(Lines of data)
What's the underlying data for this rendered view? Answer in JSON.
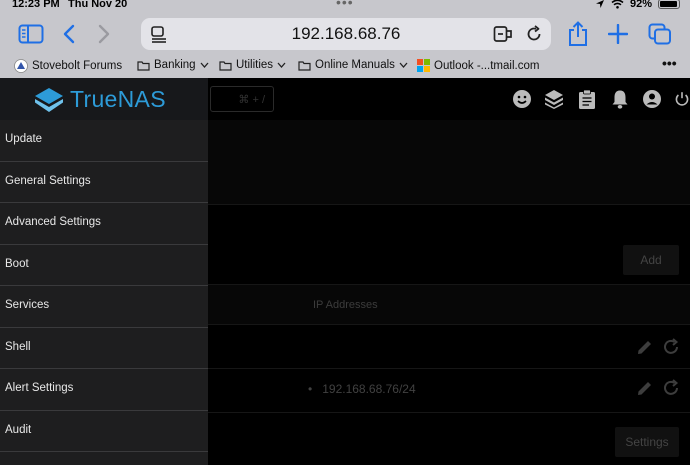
{
  "status_bar": {
    "time": "12:23 PM",
    "date": "Thu Nov 20",
    "battery": "92%"
  },
  "browser": {
    "url": "192.168.68.76",
    "bookmarks": [
      {
        "label": "Stovebolt Forums",
        "dropdown": false
      },
      {
        "label": "Banking",
        "dropdown": true
      },
      {
        "label": "Utilities",
        "dropdown": true
      },
      {
        "label": "Online Manuals",
        "dropdown": true
      },
      {
        "label": "Outlook -...tmail.com",
        "dropdown": false
      }
    ],
    "more": "•••",
    "accent_color": "#1f6fe5"
  },
  "app": {
    "brand": "TrueNAS",
    "brand_color": "#2d9bd8",
    "search_shortcut": "⌘ + /",
    "sidebar_items": [
      "Update",
      "General Settings",
      "Advanced Settings",
      "Boot",
      "Services",
      "Shell",
      "Alert Settings",
      "Audit"
    ],
    "main": {
      "add_button": "Add",
      "column_header": "IP Addresses",
      "ip_address": "192.168.68.76/24",
      "settings_button": "Settings"
    }
  }
}
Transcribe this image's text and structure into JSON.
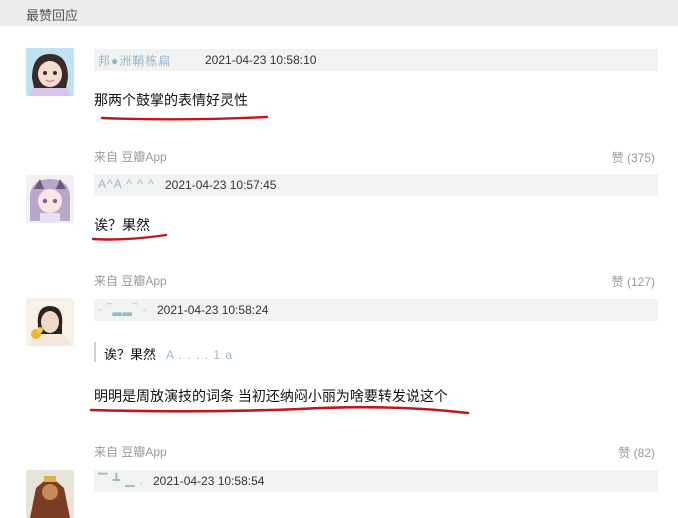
{
  "section": {
    "title": "最赞回应"
  },
  "comments": [
    {
      "username": "邦●洲鞘栋扁",
      "time": "2021-04-23 10:58:10",
      "text": "那两个鼓掌的表情好灵性",
      "source": "来自 豆瓣App",
      "likes": "赞 (375)"
    },
    {
      "username": "A^A ^ ^ ^ ",
      "time": "2021-04-23 10:57:45",
      "text": "诶？果然",
      "source": "来自 豆瓣App",
      "likes": "赞 (127)"
    },
    {
      "username": "· ‾▂▂‾ ·",
      "time": "2021-04-23 10:58:24",
      "quote_text": "诶？果然",
      "quote_user": "A . . . . 1 a",
      "text": "明明是周放演技的词条 当初还纳闷小丽为啥要转发说这个",
      "source": "来自 豆瓣App",
      "likes": "赞 (82)"
    },
    {
      "username": "▔ ┻ ▁ .",
      "time": "2021-04-23 10:58:54"
    }
  ],
  "colors": {
    "annotation": "#c0161e",
    "meta_bg": "#f0f3f1",
    "header_bg": "#ececec"
  }
}
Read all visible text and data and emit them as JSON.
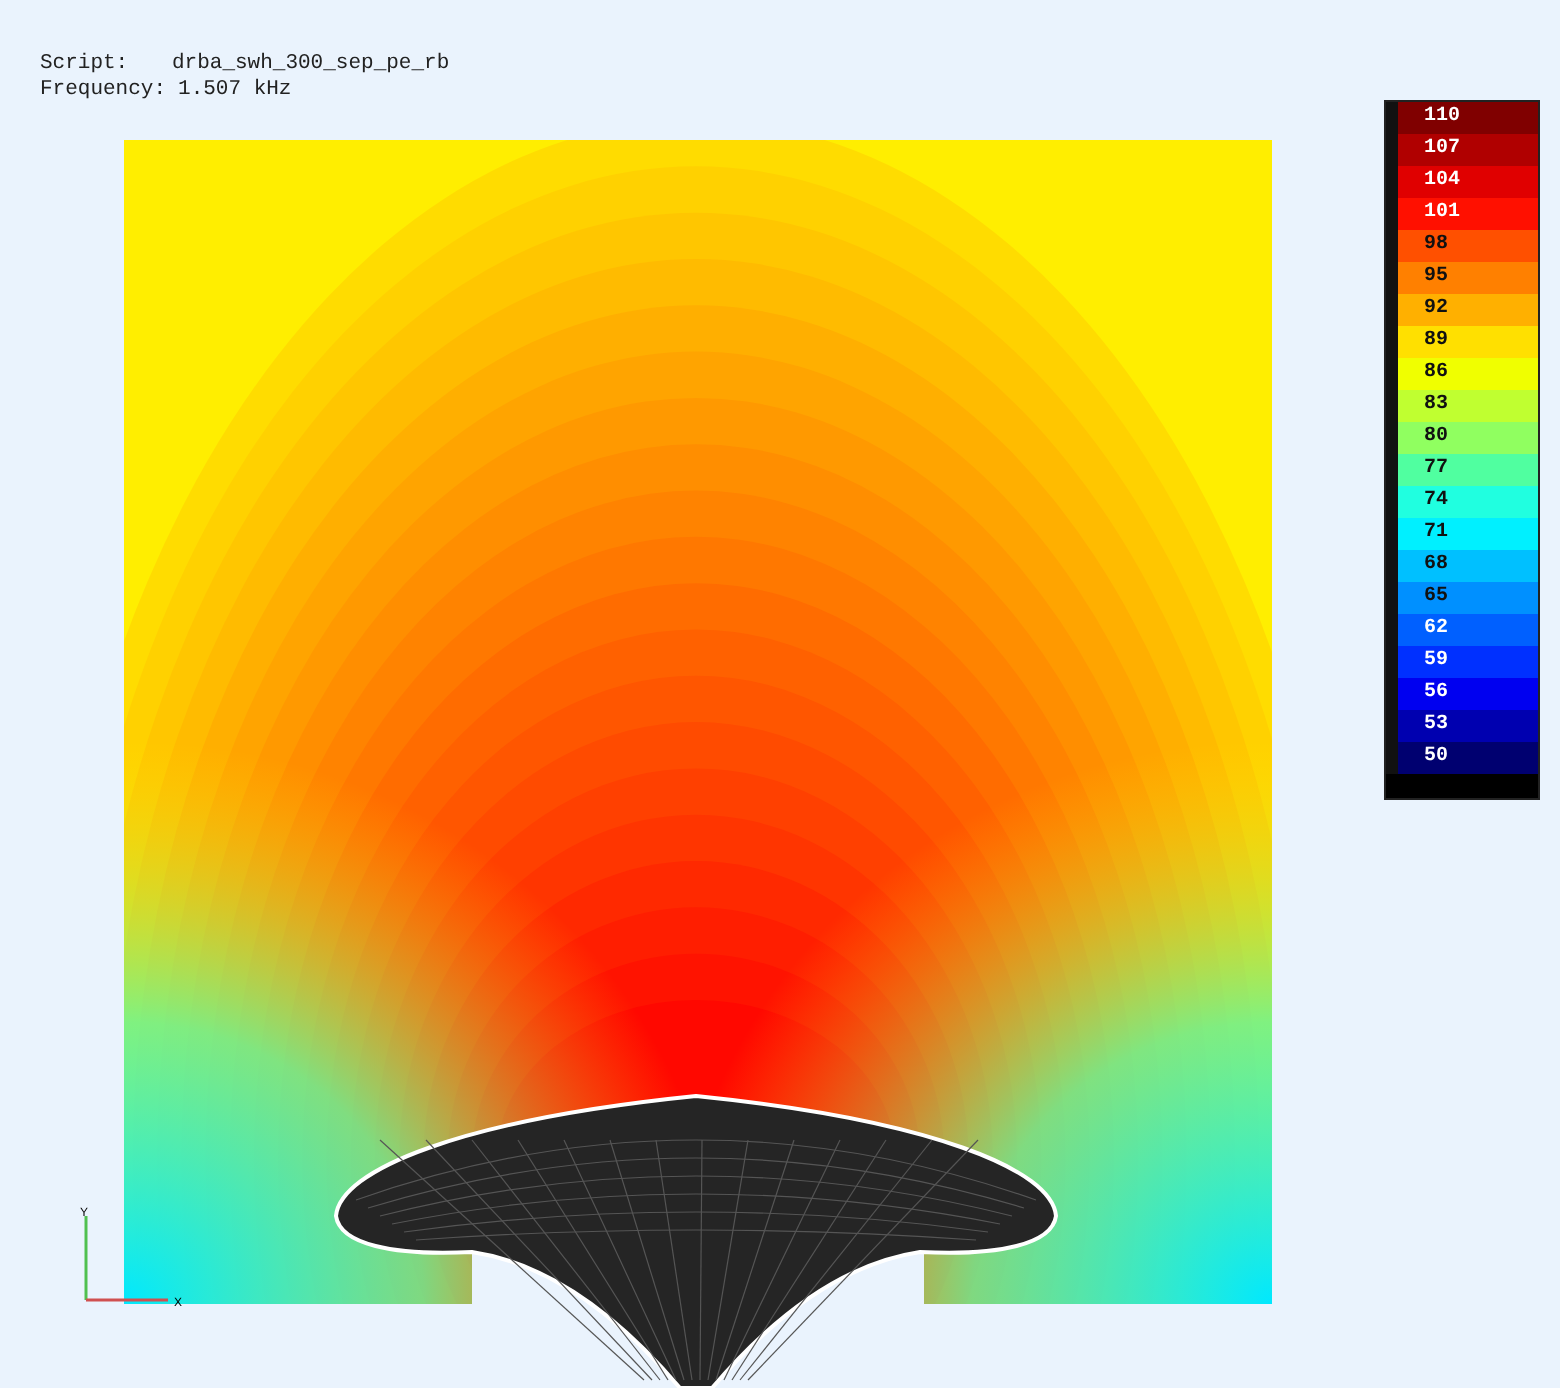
{
  "header": {
    "script_label": "Script:",
    "script_value": "drba_swh_300_sep_pe_rb",
    "frequency_label": "Frequency:",
    "frequency_value": "1.507 kHz"
  },
  "legend": {
    "labels": [
      "110",
      "107",
      "104",
      "101",
      "98",
      "95",
      "92",
      "89",
      "86",
      "83",
      "80",
      "77",
      "74",
      "71",
      "68",
      "65",
      "62",
      "59",
      "56",
      "53",
      "50"
    ]
  },
  "axes": {
    "x_label": "X",
    "y_label": "Y"
  }
}
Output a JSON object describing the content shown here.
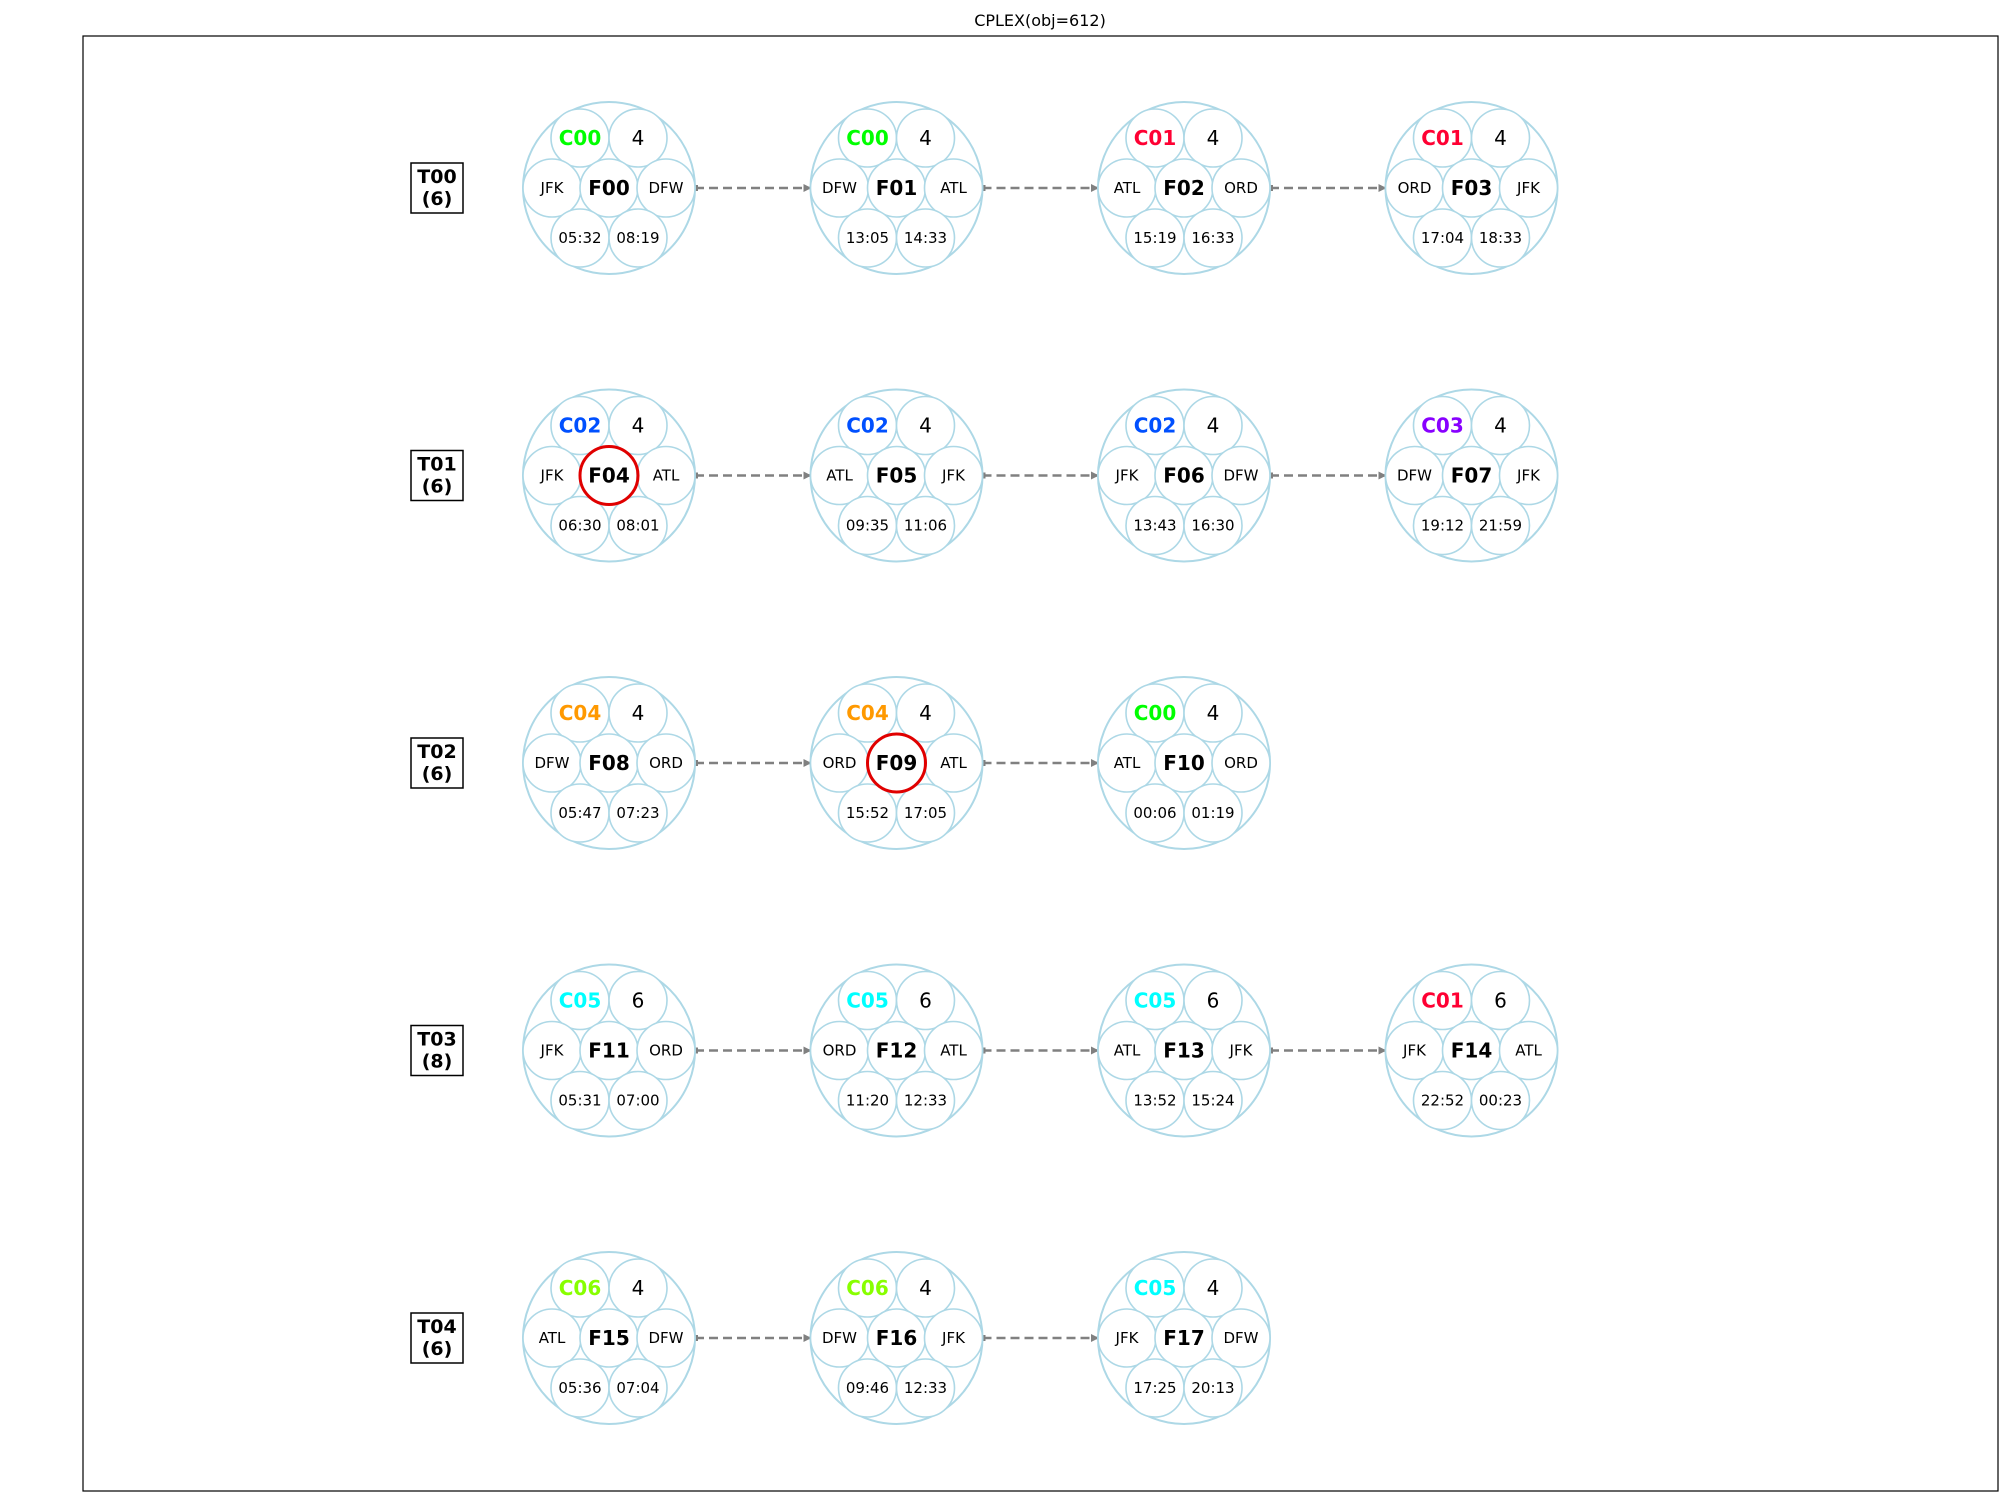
{
  "title": "CPLEX(obj=612)",
  "colors": {
    "node_stroke": "#add8e6",
    "arrow": "#808080",
    "highlight": "#e00000",
    "frame": "#000000"
  },
  "rows": [
    {
      "label": "T00",
      "count": "(6)",
      "flights": [
        {
          "id": "F00",
          "crew": "C00",
          "crew_color": "#00ff00",
          "capacity": "4",
          "origin": "JFK",
          "dest": "DFW",
          "dep": "05:32",
          "arr": "08:19",
          "highlight": false
        },
        {
          "id": "F01",
          "crew": "C00",
          "crew_color": "#00ff00",
          "capacity": "4",
          "origin": "DFW",
          "dest": "ATL",
          "dep": "13:05",
          "arr": "14:33",
          "highlight": false
        },
        {
          "id": "F02",
          "crew": "C01",
          "crew_color": "#ff0033",
          "capacity": "4",
          "origin": "ATL",
          "dest": "ORD",
          "dep": "15:19",
          "arr": "16:33",
          "highlight": false
        },
        {
          "id": "F03",
          "crew": "C01",
          "crew_color": "#ff0033",
          "capacity": "4",
          "origin": "ORD",
          "dest": "JFK",
          "dep": "17:04",
          "arr": "18:33",
          "highlight": false
        }
      ]
    },
    {
      "label": "T01",
      "count": "(6)",
      "flights": [
        {
          "id": "F04",
          "crew": "C02",
          "crew_color": "#0050ff",
          "capacity": "4",
          "origin": "JFK",
          "dest": "ATL",
          "dep": "06:30",
          "arr": "08:01",
          "highlight": true
        },
        {
          "id": "F05",
          "crew": "C02",
          "crew_color": "#0050ff",
          "capacity": "4",
          "origin": "ATL",
          "dest": "JFK",
          "dep": "09:35",
          "arr": "11:06",
          "highlight": false
        },
        {
          "id": "F06",
          "crew": "C02",
          "crew_color": "#0050ff",
          "capacity": "4",
          "origin": "JFK",
          "dest": "DFW",
          "dep": "13:43",
          "arr": "16:30",
          "highlight": false
        },
        {
          "id": "F07",
          "crew": "C03",
          "crew_color": "#8800ff",
          "capacity": "4",
          "origin": "DFW",
          "dest": "JFK",
          "dep": "19:12",
          "arr": "21:59",
          "highlight": false
        }
      ]
    },
    {
      "label": "T02",
      "count": "(6)",
      "flights": [
        {
          "id": "F08",
          "crew": "C04",
          "crew_color": "#ff9900",
          "capacity": "4",
          "origin": "DFW",
          "dest": "ORD",
          "dep": "05:47",
          "arr": "07:23",
          "highlight": false
        },
        {
          "id": "F09",
          "crew": "C04",
          "crew_color": "#ff9900",
          "capacity": "4",
          "origin": "ORD",
          "dest": "ATL",
          "dep": "15:52",
          "arr": "17:05",
          "highlight": true
        },
        {
          "id": "F10",
          "crew": "C00",
          "crew_color": "#00ff00",
          "capacity": "4",
          "origin": "ATL",
          "dest": "ORD",
          "dep": "00:06",
          "arr": "01:19",
          "highlight": false
        }
      ]
    },
    {
      "label": "T03",
      "count": "(8)",
      "flights": [
        {
          "id": "F11",
          "crew": "C05",
          "crew_color": "#00ffff",
          "capacity": "6",
          "origin": "JFK",
          "dest": "ORD",
          "dep": "05:31",
          "arr": "07:00",
          "highlight": false
        },
        {
          "id": "F12",
          "crew": "C05",
          "crew_color": "#00ffff",
          "capacity": "6",
          "origin": "ORD",
          "dest": "ATL",
          "dep": "11:20",
          "arr": "12:33",
          "highlight": false
        },
        {
          "id": "F13",
          "crew": "C05",
          "crew_color": "#00ffff",
          "capacity": "6",
          "origin": "ATL",
          "dest": "JFK",
          "dep": "13:52",
          "arr": "15:24",
          "highlight": false
        },
        {
          "id": "F14",
          "crew": "C01",
          "crew_color": "#ff0033",
          "capacity": "6",
          "origin": "JFK",
          "dest": "ATL",
          "dep": "22:52",
          "arr": "00:23",
          "highlight": false
        }
      ]
    },
    {
      "label": "T04",
      "count": "(6)",
      "flights": [
        {
          "id": "F15",
          "crew": "C06",
          "crew_color": "#88ff00",
          "capacity": "4",
          "origin": "ATL",
          "dest": "DFW",
          "dep": "05:36",
          "arr": "07:04",
          "highlight": false
        },
        {
          "id": "F16",
          "crew": "C06",
          "crew_color": "#88ff00",
          "capacity": "4",
          "origin": "DFW",
          "dest": "JFK",
          "dep": "09:46",
          "arr": "12:33",
          "highlight": false
        },
        {
          "id": "F17",
          "crew": "C05",
          "crew_color": "#00ffff",
          "capacity": "4",
          "origin": "JFK",
          "dest": "DFW",
          "dep": "17:25",
          "arr": "20:13",
          "highlight": false
        }
      ]
    }
  ]
}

- **DESCRIPTION OF THE TASK**: Return solely the number of lines in the data that include the word "username".

- **RIGHT ANSWER**: 4